■ **Instructions to follow**
Copy each line below in which the word "with" occurs.

■ **Supplied data**

>> Start

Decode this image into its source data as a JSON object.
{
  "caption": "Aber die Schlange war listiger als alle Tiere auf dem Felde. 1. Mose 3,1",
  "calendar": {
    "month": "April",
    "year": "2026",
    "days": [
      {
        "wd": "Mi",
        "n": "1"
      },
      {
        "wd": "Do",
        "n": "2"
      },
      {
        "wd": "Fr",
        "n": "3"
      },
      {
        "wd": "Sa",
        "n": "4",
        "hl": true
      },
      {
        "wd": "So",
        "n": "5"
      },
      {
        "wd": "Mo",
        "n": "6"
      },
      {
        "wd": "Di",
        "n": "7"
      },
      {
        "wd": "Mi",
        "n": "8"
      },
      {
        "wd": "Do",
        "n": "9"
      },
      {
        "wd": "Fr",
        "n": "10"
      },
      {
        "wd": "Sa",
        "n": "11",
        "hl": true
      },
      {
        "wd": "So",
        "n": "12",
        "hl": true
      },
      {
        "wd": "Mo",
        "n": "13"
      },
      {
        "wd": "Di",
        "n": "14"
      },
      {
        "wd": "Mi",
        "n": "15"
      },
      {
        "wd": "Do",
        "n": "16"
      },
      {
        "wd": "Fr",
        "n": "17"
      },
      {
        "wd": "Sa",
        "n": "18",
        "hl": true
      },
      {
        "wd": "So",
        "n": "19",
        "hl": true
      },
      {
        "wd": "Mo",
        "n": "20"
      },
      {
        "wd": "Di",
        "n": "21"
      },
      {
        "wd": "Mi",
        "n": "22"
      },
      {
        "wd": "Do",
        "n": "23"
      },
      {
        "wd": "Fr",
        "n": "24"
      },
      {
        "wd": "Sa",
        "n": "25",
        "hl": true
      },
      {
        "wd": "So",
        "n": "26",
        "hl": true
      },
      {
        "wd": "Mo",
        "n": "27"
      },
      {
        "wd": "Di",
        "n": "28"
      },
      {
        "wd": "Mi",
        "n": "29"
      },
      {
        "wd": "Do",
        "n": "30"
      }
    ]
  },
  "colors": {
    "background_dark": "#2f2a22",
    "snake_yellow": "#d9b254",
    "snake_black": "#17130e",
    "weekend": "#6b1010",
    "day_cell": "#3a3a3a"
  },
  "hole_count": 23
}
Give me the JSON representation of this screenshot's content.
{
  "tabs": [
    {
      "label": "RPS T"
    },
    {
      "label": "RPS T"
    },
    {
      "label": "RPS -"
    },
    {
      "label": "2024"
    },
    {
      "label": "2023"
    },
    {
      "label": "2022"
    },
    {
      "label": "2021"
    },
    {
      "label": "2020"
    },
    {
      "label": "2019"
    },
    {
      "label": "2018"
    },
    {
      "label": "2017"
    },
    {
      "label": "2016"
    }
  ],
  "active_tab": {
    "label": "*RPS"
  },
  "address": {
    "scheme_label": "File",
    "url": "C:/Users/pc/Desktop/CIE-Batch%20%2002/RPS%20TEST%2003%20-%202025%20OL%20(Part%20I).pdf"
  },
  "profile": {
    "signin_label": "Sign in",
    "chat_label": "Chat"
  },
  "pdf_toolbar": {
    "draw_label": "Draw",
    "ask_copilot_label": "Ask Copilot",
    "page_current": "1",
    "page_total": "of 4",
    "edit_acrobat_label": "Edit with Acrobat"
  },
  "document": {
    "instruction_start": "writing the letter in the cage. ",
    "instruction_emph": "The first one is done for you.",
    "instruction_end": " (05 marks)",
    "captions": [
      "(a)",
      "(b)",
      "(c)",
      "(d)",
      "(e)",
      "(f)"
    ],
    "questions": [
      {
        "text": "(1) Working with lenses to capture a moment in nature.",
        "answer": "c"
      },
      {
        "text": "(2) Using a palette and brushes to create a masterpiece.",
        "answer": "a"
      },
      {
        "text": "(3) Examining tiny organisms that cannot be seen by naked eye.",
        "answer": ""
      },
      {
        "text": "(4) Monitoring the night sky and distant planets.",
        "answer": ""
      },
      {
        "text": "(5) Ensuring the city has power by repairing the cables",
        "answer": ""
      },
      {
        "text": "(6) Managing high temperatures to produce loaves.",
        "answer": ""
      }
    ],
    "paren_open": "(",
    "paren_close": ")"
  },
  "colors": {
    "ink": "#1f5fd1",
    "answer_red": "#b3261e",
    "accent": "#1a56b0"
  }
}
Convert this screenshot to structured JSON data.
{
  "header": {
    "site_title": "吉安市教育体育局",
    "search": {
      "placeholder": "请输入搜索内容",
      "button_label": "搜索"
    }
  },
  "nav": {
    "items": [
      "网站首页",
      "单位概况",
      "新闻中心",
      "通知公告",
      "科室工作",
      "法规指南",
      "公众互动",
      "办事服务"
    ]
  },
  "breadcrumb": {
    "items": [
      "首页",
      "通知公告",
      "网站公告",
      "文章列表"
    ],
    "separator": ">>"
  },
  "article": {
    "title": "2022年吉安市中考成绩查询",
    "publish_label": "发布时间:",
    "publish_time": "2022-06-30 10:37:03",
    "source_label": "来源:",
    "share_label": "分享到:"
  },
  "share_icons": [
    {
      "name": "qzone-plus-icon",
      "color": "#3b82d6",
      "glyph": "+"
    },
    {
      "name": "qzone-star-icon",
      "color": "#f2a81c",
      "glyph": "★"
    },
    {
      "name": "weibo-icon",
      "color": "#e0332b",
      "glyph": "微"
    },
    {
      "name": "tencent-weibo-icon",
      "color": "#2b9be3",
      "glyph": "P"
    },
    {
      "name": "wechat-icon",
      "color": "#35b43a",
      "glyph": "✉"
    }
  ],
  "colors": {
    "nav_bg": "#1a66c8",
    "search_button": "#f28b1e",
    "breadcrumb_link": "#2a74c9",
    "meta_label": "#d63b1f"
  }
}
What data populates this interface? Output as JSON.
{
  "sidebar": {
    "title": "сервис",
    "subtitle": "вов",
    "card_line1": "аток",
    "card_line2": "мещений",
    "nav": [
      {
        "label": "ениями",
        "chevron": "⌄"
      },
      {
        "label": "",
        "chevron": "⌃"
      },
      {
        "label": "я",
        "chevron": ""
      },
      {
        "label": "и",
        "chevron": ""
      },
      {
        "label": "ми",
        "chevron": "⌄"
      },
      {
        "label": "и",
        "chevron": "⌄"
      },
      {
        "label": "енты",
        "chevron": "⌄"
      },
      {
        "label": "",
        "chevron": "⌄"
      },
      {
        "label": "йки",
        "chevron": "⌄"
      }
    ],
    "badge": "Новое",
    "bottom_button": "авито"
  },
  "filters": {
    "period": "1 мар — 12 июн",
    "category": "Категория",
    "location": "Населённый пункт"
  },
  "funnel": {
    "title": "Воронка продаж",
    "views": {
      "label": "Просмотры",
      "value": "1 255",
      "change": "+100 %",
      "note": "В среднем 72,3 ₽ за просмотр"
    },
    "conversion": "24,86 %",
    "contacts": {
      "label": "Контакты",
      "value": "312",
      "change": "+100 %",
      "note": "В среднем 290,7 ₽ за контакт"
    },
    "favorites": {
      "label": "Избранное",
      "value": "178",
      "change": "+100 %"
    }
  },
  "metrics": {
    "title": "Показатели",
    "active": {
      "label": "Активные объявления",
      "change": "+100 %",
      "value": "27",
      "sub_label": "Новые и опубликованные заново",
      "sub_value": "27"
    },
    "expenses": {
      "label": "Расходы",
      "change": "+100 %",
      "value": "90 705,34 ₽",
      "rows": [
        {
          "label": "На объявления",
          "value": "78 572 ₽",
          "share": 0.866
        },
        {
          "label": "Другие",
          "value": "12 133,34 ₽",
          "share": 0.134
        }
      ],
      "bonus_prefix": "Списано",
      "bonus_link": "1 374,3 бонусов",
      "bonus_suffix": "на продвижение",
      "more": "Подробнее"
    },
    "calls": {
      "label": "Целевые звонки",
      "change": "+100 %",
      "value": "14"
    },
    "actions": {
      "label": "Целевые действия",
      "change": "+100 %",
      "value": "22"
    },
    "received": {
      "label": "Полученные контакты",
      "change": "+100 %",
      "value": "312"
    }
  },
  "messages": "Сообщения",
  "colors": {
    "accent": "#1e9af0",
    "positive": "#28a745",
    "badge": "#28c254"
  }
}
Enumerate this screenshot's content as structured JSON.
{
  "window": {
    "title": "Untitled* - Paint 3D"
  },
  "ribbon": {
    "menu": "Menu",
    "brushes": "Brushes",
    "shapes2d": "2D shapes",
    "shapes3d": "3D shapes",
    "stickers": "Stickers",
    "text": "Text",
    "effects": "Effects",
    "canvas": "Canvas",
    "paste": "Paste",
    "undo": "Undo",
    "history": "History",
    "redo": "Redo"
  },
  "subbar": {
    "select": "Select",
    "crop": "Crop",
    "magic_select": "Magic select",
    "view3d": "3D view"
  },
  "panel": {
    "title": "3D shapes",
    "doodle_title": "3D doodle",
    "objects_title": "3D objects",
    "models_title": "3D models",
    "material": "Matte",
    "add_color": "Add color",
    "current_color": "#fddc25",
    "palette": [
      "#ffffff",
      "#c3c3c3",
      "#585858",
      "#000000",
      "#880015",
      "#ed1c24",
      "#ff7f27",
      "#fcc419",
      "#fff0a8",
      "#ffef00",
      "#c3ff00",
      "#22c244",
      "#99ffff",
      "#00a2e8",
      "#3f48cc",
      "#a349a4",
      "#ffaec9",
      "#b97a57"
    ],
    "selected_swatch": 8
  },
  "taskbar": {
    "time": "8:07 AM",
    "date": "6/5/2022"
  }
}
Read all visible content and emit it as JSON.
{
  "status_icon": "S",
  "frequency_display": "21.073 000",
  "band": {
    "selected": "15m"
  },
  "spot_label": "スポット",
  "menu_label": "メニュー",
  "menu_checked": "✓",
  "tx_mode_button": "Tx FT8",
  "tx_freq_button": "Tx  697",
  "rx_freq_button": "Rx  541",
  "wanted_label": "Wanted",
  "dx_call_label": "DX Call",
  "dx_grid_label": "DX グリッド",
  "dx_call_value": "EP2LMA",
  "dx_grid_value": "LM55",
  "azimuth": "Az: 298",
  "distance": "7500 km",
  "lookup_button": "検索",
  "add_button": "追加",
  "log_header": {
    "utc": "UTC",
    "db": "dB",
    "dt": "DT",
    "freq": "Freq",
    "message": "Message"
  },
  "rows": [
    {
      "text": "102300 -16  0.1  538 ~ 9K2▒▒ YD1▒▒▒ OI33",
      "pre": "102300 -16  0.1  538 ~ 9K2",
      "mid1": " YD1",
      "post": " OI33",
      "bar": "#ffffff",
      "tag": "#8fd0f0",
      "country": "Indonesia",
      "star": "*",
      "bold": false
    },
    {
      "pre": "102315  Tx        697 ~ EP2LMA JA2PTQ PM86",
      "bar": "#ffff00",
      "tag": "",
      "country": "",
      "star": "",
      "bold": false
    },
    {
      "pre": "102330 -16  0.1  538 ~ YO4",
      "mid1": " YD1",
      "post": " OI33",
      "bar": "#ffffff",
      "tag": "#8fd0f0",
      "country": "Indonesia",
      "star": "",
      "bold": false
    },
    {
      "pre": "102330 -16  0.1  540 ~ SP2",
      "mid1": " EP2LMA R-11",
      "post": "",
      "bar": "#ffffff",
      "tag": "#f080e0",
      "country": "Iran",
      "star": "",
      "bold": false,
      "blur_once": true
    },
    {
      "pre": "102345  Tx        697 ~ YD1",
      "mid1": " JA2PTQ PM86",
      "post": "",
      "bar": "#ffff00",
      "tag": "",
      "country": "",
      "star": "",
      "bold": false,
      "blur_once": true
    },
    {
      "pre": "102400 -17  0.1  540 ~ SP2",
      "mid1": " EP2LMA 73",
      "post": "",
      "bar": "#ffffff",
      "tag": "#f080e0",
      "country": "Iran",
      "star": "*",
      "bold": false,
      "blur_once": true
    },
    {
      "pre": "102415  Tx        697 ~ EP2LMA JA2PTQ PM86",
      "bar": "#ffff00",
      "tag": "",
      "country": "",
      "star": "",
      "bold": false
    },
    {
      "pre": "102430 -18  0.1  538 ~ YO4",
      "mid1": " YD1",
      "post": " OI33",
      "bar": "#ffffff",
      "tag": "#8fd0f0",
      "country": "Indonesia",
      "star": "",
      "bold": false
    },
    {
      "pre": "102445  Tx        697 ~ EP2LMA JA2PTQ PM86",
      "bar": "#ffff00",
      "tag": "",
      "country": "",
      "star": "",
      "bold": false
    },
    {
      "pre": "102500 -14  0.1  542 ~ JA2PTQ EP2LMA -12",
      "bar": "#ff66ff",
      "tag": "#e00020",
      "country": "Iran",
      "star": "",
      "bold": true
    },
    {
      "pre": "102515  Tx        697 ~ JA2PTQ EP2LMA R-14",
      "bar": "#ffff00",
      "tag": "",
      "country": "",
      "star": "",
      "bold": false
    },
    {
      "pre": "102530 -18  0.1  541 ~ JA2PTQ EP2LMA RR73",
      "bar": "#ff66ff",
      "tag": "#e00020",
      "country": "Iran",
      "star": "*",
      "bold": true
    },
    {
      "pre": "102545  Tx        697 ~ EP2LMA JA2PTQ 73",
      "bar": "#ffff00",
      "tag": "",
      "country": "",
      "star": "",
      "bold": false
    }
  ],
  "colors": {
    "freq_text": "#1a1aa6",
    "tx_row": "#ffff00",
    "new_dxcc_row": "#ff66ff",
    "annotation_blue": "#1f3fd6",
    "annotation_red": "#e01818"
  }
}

>> End

■ **Exercise output**
    "edit_acrobat_label": "Edit with Acrobat"
        "text": "(1) Working with lenses to capture a moment in nature.",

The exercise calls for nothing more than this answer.